Problem: Return, exactly, the line that contains "Extract all readable text from this page." together with all lines after it to the end of the entries, and no further lines.

[Saved entries]
[BEGIN]

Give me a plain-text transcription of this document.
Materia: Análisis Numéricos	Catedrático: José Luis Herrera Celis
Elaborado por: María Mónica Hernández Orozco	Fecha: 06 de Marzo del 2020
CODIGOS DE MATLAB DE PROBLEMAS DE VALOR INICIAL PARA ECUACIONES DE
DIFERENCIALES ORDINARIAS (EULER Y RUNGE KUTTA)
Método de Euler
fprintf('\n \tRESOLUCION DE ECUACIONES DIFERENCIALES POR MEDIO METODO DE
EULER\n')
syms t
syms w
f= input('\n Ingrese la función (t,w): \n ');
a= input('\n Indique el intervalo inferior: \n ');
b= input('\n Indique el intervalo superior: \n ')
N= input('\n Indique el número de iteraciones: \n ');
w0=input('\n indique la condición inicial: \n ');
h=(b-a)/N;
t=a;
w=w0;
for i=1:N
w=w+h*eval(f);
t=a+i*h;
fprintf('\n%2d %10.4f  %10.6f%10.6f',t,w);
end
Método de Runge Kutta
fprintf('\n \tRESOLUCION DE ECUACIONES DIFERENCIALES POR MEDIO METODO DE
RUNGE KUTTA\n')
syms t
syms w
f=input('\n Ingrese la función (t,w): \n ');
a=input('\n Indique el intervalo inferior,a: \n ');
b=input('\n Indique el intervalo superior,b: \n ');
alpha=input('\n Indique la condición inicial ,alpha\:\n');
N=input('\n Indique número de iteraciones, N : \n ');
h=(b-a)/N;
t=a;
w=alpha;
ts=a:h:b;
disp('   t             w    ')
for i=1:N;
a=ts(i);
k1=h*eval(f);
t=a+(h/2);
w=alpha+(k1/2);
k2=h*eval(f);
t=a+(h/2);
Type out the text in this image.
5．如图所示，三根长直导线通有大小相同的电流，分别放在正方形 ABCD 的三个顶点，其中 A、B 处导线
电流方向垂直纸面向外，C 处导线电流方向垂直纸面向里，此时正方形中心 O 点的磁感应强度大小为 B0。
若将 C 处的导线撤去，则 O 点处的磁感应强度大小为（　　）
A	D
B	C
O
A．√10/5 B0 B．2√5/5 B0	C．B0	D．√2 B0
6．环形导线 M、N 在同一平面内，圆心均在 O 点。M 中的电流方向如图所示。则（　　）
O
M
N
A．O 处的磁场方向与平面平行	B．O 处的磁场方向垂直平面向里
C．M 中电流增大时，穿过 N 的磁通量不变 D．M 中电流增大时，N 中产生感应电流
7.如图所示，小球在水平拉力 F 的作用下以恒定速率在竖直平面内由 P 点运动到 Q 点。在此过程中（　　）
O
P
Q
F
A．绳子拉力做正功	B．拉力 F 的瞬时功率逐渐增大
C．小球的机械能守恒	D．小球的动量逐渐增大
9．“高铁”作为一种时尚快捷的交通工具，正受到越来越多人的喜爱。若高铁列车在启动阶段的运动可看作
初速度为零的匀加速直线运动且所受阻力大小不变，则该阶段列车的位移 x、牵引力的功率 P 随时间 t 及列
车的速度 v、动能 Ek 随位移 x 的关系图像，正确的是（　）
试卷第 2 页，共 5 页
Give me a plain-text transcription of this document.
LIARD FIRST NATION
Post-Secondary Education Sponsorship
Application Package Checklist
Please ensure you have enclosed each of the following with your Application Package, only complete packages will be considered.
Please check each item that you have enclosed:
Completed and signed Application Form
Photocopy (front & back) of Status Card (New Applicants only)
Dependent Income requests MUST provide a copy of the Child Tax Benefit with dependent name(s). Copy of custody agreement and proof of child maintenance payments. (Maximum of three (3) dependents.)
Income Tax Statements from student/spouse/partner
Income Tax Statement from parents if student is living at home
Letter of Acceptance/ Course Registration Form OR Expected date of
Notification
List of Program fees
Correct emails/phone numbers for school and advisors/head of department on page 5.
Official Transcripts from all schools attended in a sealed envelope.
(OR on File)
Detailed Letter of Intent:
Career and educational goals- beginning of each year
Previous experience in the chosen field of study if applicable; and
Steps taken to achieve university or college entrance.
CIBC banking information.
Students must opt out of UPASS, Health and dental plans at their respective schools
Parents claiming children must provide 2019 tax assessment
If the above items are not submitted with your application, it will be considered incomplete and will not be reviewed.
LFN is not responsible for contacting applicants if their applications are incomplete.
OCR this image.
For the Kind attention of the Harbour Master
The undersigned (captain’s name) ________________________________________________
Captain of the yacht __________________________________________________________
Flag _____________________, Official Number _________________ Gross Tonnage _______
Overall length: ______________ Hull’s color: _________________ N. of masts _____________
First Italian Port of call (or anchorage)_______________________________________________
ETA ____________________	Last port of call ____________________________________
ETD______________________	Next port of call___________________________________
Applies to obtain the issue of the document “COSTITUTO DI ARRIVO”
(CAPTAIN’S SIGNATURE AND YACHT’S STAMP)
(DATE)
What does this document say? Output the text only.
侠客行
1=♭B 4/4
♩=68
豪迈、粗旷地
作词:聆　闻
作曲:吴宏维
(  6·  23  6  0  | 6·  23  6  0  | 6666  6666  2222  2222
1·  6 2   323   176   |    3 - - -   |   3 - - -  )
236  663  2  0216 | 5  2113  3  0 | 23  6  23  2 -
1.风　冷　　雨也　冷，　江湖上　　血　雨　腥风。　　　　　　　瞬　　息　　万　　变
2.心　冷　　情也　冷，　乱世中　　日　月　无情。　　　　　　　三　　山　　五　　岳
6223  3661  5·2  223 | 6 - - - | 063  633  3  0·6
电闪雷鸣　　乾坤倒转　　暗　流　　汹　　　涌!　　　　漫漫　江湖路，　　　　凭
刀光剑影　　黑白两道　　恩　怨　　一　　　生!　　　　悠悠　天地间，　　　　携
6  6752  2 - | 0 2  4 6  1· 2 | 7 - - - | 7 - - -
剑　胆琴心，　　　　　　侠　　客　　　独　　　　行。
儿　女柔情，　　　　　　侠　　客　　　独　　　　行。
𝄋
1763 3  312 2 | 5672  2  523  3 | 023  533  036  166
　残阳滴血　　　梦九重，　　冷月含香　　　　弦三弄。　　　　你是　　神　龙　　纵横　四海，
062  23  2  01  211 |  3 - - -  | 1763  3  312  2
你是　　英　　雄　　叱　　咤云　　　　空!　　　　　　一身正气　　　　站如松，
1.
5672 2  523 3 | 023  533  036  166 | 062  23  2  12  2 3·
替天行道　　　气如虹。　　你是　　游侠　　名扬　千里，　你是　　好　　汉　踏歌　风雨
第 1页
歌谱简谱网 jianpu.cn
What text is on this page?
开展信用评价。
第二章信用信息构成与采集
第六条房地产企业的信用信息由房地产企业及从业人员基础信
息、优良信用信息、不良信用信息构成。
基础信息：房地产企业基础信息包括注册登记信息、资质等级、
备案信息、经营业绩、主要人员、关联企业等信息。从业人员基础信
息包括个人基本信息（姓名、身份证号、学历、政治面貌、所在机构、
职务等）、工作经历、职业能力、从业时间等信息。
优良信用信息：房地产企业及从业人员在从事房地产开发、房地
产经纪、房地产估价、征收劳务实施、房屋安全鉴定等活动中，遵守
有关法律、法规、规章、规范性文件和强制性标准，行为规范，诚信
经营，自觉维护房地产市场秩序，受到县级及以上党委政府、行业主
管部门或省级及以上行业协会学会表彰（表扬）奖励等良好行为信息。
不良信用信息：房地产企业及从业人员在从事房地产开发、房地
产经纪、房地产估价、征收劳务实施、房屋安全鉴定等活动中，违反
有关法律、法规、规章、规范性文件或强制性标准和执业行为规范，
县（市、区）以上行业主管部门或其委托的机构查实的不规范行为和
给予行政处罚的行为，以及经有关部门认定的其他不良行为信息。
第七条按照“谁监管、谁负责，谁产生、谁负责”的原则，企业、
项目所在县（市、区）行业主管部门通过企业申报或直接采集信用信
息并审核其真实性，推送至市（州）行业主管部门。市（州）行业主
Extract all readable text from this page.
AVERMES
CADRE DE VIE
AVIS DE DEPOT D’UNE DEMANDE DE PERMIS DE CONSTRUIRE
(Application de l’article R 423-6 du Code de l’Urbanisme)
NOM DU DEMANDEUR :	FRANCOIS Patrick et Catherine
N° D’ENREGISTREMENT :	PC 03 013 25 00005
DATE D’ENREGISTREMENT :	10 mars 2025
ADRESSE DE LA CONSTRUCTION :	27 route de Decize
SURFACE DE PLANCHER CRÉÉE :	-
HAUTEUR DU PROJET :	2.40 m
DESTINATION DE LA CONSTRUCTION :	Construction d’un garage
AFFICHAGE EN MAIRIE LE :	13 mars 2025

[END]

Solution below:
Extract all readable text from this page.
AVERMES
CADRE DE VIE
AVIS DE DEPOT D’UNE DEMANDE DE PERMIS DE CONSTRUIRE
(Application de l’article R 423-6 du Code de l’Urbanisme)
NOM DU DEMANDEUR :	FRANCOIS Patrick et Catherine
N° D’ENREGISTREMENT :	PC 03 013 25 00005
DATE D’ENREGISTREMENT :	10 mars 2025
ADRESSE DE LA CONSTRUCTION :	27 route de Decize
SURFACE DE PLANCHER CRÉÉE :	-
HAUTEUR DU PROJET :	2.40 m
DESTINATION DE LA CONSTRUCTION :	Construction d’un garage
AFFICHAGE EN MAIRIE LE :	13 mars 2025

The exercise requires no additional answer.